>> Start
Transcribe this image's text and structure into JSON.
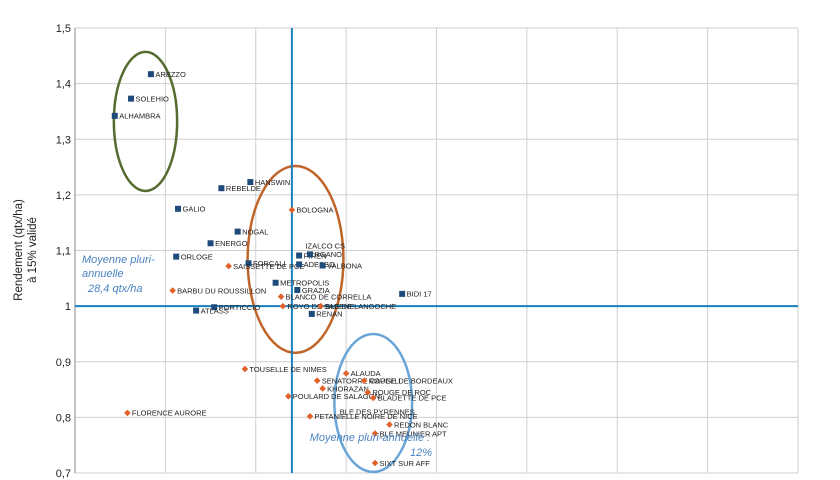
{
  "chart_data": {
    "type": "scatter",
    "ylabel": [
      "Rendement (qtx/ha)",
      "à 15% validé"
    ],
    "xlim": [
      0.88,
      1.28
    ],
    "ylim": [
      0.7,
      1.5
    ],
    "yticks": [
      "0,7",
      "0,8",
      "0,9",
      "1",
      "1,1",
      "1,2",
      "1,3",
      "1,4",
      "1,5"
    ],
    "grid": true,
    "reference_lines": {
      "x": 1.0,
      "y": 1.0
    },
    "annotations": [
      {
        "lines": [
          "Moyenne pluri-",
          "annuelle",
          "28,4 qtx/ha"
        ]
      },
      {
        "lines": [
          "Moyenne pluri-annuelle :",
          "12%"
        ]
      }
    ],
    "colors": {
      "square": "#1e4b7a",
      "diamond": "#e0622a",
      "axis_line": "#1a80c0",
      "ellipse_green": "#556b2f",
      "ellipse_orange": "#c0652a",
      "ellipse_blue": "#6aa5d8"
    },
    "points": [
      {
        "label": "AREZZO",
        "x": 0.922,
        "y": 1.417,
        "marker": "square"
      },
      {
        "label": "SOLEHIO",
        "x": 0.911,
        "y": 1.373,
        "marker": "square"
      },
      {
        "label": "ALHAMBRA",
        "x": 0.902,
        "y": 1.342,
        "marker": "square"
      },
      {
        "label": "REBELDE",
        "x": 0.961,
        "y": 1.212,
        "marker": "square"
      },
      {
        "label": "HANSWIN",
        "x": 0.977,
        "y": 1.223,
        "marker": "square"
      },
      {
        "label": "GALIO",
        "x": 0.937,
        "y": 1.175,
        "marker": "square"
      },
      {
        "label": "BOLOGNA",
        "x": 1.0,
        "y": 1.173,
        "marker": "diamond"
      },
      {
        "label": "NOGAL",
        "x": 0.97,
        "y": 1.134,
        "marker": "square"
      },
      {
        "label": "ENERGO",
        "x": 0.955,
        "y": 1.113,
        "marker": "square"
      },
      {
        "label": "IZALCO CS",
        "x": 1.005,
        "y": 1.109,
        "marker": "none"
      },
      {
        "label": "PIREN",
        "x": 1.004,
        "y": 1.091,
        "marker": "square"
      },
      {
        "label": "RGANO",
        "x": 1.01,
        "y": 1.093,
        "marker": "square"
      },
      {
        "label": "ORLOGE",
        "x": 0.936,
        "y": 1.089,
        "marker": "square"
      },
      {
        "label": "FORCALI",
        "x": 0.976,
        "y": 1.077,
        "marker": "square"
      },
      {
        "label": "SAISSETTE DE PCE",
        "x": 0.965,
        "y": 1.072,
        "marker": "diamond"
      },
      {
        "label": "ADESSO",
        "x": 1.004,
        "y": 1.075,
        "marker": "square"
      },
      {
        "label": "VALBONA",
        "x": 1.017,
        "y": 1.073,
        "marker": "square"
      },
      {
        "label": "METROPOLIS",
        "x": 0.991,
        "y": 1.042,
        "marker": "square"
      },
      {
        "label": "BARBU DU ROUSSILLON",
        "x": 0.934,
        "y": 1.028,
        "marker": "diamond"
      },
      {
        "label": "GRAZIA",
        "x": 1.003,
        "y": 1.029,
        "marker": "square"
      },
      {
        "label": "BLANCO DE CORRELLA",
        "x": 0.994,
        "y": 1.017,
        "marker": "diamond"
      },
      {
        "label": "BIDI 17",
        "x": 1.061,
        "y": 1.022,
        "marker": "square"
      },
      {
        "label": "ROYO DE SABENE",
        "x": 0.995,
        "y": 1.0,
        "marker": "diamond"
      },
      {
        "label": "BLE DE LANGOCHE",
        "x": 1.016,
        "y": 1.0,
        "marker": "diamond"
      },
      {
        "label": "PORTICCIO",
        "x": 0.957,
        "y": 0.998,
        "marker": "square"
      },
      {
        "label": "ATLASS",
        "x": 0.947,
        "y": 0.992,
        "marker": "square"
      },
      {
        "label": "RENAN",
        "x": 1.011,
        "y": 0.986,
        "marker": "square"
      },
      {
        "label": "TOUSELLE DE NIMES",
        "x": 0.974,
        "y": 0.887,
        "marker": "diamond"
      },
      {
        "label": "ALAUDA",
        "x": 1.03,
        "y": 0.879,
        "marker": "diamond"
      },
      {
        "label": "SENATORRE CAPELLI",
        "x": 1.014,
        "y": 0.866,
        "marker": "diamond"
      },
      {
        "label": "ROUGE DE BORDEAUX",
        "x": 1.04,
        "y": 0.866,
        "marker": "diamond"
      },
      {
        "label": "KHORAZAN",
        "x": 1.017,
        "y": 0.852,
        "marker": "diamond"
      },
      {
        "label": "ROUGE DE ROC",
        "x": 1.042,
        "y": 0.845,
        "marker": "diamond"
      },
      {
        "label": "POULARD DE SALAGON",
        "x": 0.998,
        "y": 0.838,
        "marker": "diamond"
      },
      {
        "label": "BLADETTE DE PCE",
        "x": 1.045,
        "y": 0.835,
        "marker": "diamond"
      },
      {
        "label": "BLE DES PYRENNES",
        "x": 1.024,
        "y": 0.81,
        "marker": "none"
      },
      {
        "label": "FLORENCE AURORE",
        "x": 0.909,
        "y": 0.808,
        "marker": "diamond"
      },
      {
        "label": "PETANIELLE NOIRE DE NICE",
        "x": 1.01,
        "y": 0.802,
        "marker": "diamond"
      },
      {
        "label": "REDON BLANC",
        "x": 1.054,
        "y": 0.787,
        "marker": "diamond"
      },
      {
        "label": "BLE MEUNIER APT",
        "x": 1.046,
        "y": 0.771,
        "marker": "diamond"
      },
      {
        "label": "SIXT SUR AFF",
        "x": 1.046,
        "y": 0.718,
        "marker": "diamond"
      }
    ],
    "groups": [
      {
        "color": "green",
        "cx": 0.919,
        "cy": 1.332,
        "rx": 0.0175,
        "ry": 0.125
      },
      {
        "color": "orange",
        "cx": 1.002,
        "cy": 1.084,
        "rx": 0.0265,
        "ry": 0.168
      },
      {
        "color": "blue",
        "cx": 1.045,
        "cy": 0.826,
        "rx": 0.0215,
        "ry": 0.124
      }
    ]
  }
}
>> End
• [TASK BRIEF]:
All the material shown above is to be copied exactly, with no pictures carried over.

• [THE COMPLETED TASK]:
Transcribe this image's text and structure into JSON.
{
  "chart_data": {
    "type": "scatter",
    "ylabel": [
      "Rendement (qtx/ha)",
      "à 15% validé"
    ],
    "xlim": [
      0.88,
      1.28
    ],
    "ylim": [
      0.7,
      1.5
    ],
    "yticks": [
      "0,7",
      "0,8",
      "0,9",
      "1",
      "1,1",
      "1,2",
      "1,3",
      "1,4",
      "1,5"
    ],
    "grid": true,
    "reference_lines": {
      "x": 1.0,
      "y": 1.0
    },
    "annotations": [
      {
        "lines": [
          "Moyenne pluri-",
          "annuelle",
          "28,4 qtx/ha"
        ]
      },
      {
        "lines": [
          "Moyenne pluri-annuelle :",
          "12%"
        ]
      }
    ],
    "colors": {
      "square": "#1e4b7a",
      "diamond": "#e0622a",
      "axis_line": "#1a80c0",
      "ellipse_green": "#556b2f",
      "ellipse_orange": "#c0652a",
      "ellipse_blue": "#6aa5d8"
    },
    "points": [
      {
        "label": "AREZZO",
        "x": 0.922,
        "y": 1.417,
        "marker": "square"
      },
      {
        "label": "SOLEHIO",
        "x": 0.911,
        "y": 1.373,
        "marker": "square"
      },
      {
        "label": "ALHAMBRA",
        "x": 0.902,
        "y": 1.342,
        "marker": "square"
      },
      {
        "label": "REBELDE",
        "x": 0.961,
        "y": 1.212,
        "marker": "square"
      },
      {
        "label": "HANSWIN",
        "x": 0.977,
        "y": 1.223,
        "marker": "square"
      },
      {
        "label": "GALIO",
        "x": 0.937,
        "y": 1.175,
        "marker": "square"
      },
      {
        "label": "BOLOGNA",
        "x": 1.0,
        "y": 1.173,
        "marker": "diamond"
      },
      {
        "label": "NOGAL",
        "x": 0.97,
        "y": 1.134,
        "marker": "square"
      },
      {
        "label": "ENERGO",
        "x": 0.955,
        "y": 1.113,
        "marker": "square"
      },
      {
        "label": "IZALCO CS",
        "x": 1.005,
        "y": 1.109,
        "marker": "none"
      },
      {
        "label": "PIREN",
        "x": 1.004,
        "y": 1.091,
        "marker": "square"
      },
      {
        "label": "RGANO",
        "x": 1.01,
        "y": 1.093,
        "marker": "square"
      },
      {
        "label": "ORLOGE",
        "x": 0.936,
        "y": 1.089,
        "marker": "square"
      },
      {
        "label": "FORCALI",
        "x": 0.976,
        "y": 1.077,
        "marker": "square"
      },
      {
        "label": "SAISSETTE DE PCE",
        "x": 0.965,
        "y": 1.072,
        "marker": "diamond"
      },
      {
        "label": "ADESSO",
        "x": 1.004,
        "y": 1.075,
        "marker": "square"
      },
      {
        "label": "VALBONA",
        "x": 1.017,
        "y": 1.073,
        "marker": "square"
      },
      {
        "label": "METROPOLIS",
        "x": 0.991,
        "y": 1.042,
        "marker": "square"
      },
      {
        "label": "BARBU DU ROUSSILLON",
        "x": 0.934,
        "y": 1.028,
        "marker": "diamond"
      },
      {
        "label": "GRAZIA",
        "x": 1.003,
        "y": 1.029,
        "marker": "square"
      },
      {
        "label": "BLANCO DE CORRELLA",
        "x": 0.994,
        "y": 1.017,
        "marker": "diamond"
      },
      {
        "label": "BIDI 17",
        "x": 1.061,
        "y": 1.022,
        "marker": "square"
      },
      {
        "label": "ROYO DE SABENE",
        "x": 0.995,
        "y": 1.0,
        "marker": "diamond"
      },
      {
        "label": "BLE DE LANGOCHE",
        "x": 1.016,
        "y": 1.0,
        "marker": "diamond"
      },
      {
        "label": "PORTICCIO",
        "x": 0.957,
        "y": 0.998,
        "marker": "square"
      },
      {
        "label": "ATLASS",
        "x": 0.947,
        "y": 0.992,
        "marker": "square"
      },
      {
        "label": "RENAN",
        "x": 1.011,
        "y": 0.986,
        "marker": "square"
      },
      {
        "label": "TOUSELLE DE NIMES",
        "x": 0.974,
        "y": 0.887,
        "marker": "diamond"
      },
      {
        "label": "ALAUDA",
        "x": 1.03,
        "y": 0.879,
        "marker": "diamond"
      },
      {
        "label": "SENATORRE CAPELLI",
        "x": 1.014,
        "y": 0.866,
        "marker": "diamond"
      },
      {
        "label": "ROUGE DE BORDEAUX",
        "x": 1.04,
        "y": 0.866,
        "marker": "diamond"
      },
      {
        "label": "KHORAZAN",
        "x": 1.017,
        "y": 0.852,
        "marker": "diamond"
      },
      {
        "label": "ROUGE DE ROC",
        "x": 1.042,
        "y": 0.845,
        "marker": "diamond"
      },
      {
        "label": "POULARD DE SALAGON",
        "x": 0.998,
        "y": 0.838,
        "marker": "diamond"
      },
      {
        "label": "BLADETTE DE PCE",
        "x": 1.045,
        "y": 0.835,
        "marker": "diamond"
      },
      {
        "label": "BLE DES PYRENNES",
        "x": 1.024,
        "y": 0.81,
        "marker": "none"
      },
      {
        "label": "FLORENCE AURORE",
        "x": 0.909,
        "y": 0.808,
        "marker": "diamond"
      },
      {
        "label": "PETANIELLE NOIRE DE NICE",
        "x": 1.01,
        "y": 0.802,
        "marker": "diamond"
      },
      {
        "label": "REDON BLANC",
        "x": 1.054,
        "y": 0.787,
        "marker": "diamond"
      },
      {
        "label": "BLE MEUNIER APT",
        "x": 1.046,
        "y": 0.771,
        "marker": "diamond"
      },
      {
        "label": "SIXT SUR AFF",
        "x": 1.046,
        "y": 0.718,
        "marker": "diamond"
      }
    ],
    "groups": [
      {
        "color": "green",
        "cx": 0.919,
        "cy": 1.332,
        "rx": 0.0175,
        "ry": 0.125
      },
      {
        "color": "orange",
        "cx": 1.002,
        "cy": 1.084,
        "rx": 0.0265,
        "ry": 0.168
      },
      {
        "color": "blue",
        "cx": 1.045,
        "cy": 0.826,
        "rx": 0.0215,
        "ry": 0.124
      }
    ]
  }
}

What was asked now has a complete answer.